* Brief:
Word for word, repeat the entries, minus the pictures.

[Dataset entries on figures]
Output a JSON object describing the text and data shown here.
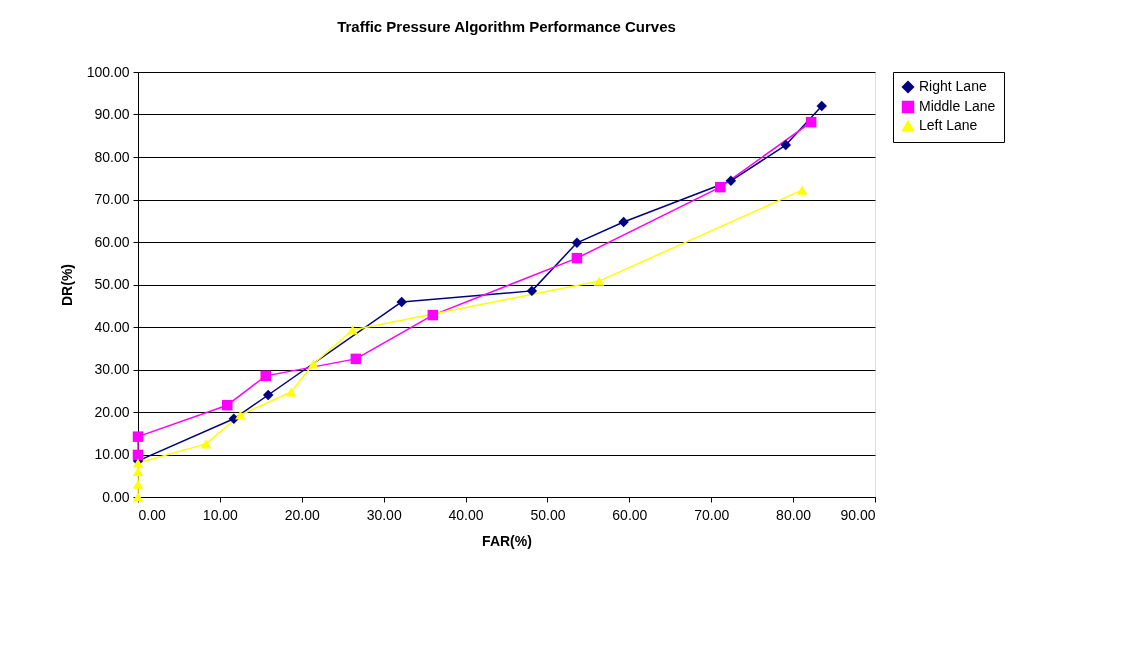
{
  "chart_data": {
    "type": "line",
    "title": "Traffic Pressure Algorithm Performance Curves",
    "xlabel": "FAR(%)",
    "ylabel": "DR(%)",
    "xlim": [
      0,
      90
    ],
    "xticks": [
      {
        "value": 0,
        "label": "0.00"
      },
      {
        "value": 10,
        "label": "10.00"
      },
      {
        "value": 20,
        "label": "20.00"
      },
      {
        "value": 30,
        "label": "30.00"
      },
      {
        "value": 40,
        "label": "40.00"
      },
      {
        "value": 50,
        "label": "50.00"
      },
      {
        "value": 60,
        "label": "60.00"
      },
      {
        "value": 70,
        "label": "70.00"
      },
      {
        "value": 80,
        "label": "80.00"
      },
      {
        "value": 90,
        "label": "90.00"
      }
    ],
    "ylim": [
      0,
      100
    ],
    "yticks": [
      {
        "value": 0,
        "label": "0.00"
      },
      {
        "value": 10,
        "label": "10.00"
      },
      {
        "value": 20,
        "label": "20.00"
      },
      {
        "value": 30,
        "label": "30.00"
      },
      {
        "value": 40,
        "label": "40.00"
      },
      {
        "value": 50,
        "label": "50.00"
      },
      {
        "value": 60,
        "label": "60.00"
      },
      {
        "value": 70,
        "label": "70.00"
      },
      {
        "value": 80,
        "label": "80.00"
      },
      {
        "value": 90,
        "label": "90.00"
      },
      {
        "value": 100,
        "label": "100.00"
      }
    ],
    "grid": "y",
    "legend": "right",
    "line_style": "solid",
    "series": [
      {
        "name": "Right Lane",
        "color": "#000080",
        "marker": "diamond",
        "x": [
          0,
          11.7,
          15.9,
          32.2,
          48.1,
          53.6,
          59.3,
          72.4,
          79.1,
          83.5
        ],
        "values": [
          8.5,
          18.4,
          24.0,
          45.9,
          48.5,
          59.8,
          64.7,
          74.4,
          82.8,
          92.0
        ]
      },
      {
        "name": "Middle Lane",
        "color": "#ff00ff",
        "marker": "square",
        "x": [
          0,
          0,
          10.9,
          15.6,
          26.6,
          36.0,
          53.6,
          71.1,
          82.2
        ],
        "values": [
          9.9,
          14.2,
          21.6,
          28.5,
          32.5,
          42.8,
          56.2,
          72.9,
          88.2
        ]
      },
      {
        "name": "Left Lane",
        "color": "#ffff00",
        "marker": "triangle",
        "x": [
          0,
          0,
          0,
          0,
          8.3,
          12.5,
          18.7,
          21.4,
          26.2,
          56.3,
          81.1
        ],
        "values": [
          0,
          3,
          6,
          8,
          12.5,
          19.3,
          24.7,
          31.3,
          39.3,
          50.8,
          72.2
        ]
      }
    ]
  }
}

* Answer to the task:
Output a JSON object describing the text and data shown here.
{
  "chart_data": {
    "type": "line",
    "title": "Traffic Pressure Algorithm Performance Curves",
    "xlabel": "FAR(%)",
    "ylabel": "DR(%)",
    "xlim": [
      0,
      90
    ],
    "xticks": [
      {
        "value": 0,
        "label": "0.00"
      },
      {
        "value": 10,
        "label": "10.00"
      },
      {
        "value": 20,
        "label": "20.00"
      },
      {
        "value": 30,
        "label": "30.00"
      },
      {
        "value": 40,
        "label": "40.00"
      },
      {
        "value": 50,
        "label": "50.00"
      },
      {
        "value": 60,
        "label": "60.00"
      },
      {
        "value": 70,
        "label": "70.00"
      },
      {
        "value": 80,
        "label": "80.00"
      },
      {
        "value": 90,
        "label": "90.00"
      }
    ],
    "ylim": [
      0,
      100
    ],
    "yticks": [
      {
        "value": 0,
        "label": "0.00"
      },
      {
        "value": 10,
        "label": "10.00"
      },
      {
        "value": 20,
        "label": "20.00"
      },
      {
        "value": 30,
        "label": "30.00"
      },
      {
        "value": 40,
        "label": "40.00"
      },
      {
        "value": 50,
        "label": "50.00"
      },
      {
        "value": 60,
        "label": "60.00"
      },
      {
        "value": 70,
        "label": "70.00"
      },
      {
        "value": 80,
        "label": "80.00"
      },
      {
        "value": 90,
        "label": "90.00"
      },
      {
        "value": 100,
        "label": "100.00"
      }
    ],
    "grid": "y",
    "legend": "right",
    "line_style": "solid",
    "series": [
      {
        "name": "Right Lane",
        "color": "#000080",
        "marker": "diamond",
        "x": [
          0,
          11.7,
          15.9,
          32.2,
          48.1,
          53.6,
          59.3,
          72.4,
          79.1,
          83.5
        ],
        "values": [
          8.5,
          18.4,
          24.0,
          45.9,
          48.5,
          59.8,
          64.7,
          74.4,
          82.8,
          92.0
        ]
      },
      {
        "name": "Middle Lane",
        "color": "#ff00ff",
        "marker": "square",
        "x": [
          0,
          0,
          10.9,
          15.6,
          26.6,
          36.0,
          53.6,
          71.1,
          82.2
        ],
        "values": [
          9.9,
          14.2,
          21.6,
          28.5,
          32.5,
          42.8,
          56.2,
          72.9,
          88.2
        ]
      },
      {
        "name": "Left Lane",
        "color": "#ffff00",
        "marker": "triangle",
        "x": [
          0,
          0,
          0,
          0,
          8.3,
          12.5,
          18.7,
          21.4,
          26.2,
          56.3,
          81.1
        ],
        "values": [
          0,
          3,
          6,
          8,
          12.5,
          19.3,
          24.7,
          31.3,
          39.3,
          50.8,
          72.2
        ]
      }
    ]
  }
}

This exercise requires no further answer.